* [What to work on]: Find the number of lines containing the string "xlabel" in the data. Answer with the number by itself.
········
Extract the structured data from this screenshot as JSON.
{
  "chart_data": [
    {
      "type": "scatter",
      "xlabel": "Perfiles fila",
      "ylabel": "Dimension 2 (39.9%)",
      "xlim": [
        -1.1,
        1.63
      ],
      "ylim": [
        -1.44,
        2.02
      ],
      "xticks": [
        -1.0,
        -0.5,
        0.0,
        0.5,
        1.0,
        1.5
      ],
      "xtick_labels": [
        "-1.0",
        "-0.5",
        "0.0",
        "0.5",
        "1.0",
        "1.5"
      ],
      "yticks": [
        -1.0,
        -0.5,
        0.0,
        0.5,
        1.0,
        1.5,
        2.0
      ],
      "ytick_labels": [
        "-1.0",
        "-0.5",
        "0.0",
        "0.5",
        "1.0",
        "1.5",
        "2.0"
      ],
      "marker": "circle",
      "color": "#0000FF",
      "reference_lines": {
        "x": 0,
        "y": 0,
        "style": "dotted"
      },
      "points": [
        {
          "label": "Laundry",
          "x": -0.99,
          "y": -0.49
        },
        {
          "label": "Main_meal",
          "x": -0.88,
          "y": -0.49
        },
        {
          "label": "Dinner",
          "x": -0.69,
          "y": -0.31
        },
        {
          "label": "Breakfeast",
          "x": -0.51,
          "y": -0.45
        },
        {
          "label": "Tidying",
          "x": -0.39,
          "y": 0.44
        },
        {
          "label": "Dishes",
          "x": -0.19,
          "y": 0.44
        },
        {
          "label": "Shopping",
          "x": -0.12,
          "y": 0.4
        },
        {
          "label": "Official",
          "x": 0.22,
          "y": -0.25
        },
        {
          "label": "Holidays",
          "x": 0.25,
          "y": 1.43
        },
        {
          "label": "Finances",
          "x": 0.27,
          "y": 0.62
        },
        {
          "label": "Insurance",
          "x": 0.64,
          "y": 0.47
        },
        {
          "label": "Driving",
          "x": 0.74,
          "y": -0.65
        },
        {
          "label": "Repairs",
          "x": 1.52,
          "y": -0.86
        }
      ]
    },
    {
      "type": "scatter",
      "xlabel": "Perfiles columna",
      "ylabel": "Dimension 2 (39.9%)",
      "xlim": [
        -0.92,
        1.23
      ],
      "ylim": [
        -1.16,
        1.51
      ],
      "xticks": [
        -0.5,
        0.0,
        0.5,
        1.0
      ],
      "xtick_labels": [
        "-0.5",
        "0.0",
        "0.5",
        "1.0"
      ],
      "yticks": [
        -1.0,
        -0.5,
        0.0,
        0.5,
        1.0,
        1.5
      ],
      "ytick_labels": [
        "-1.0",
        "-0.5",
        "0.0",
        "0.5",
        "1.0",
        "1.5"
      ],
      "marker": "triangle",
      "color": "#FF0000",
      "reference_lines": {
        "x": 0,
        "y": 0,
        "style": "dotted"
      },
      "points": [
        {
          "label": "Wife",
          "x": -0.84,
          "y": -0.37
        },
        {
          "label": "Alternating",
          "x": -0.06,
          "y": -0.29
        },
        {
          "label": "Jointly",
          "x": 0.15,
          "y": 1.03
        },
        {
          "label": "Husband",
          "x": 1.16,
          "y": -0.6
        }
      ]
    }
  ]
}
········
* [Task solution]: 2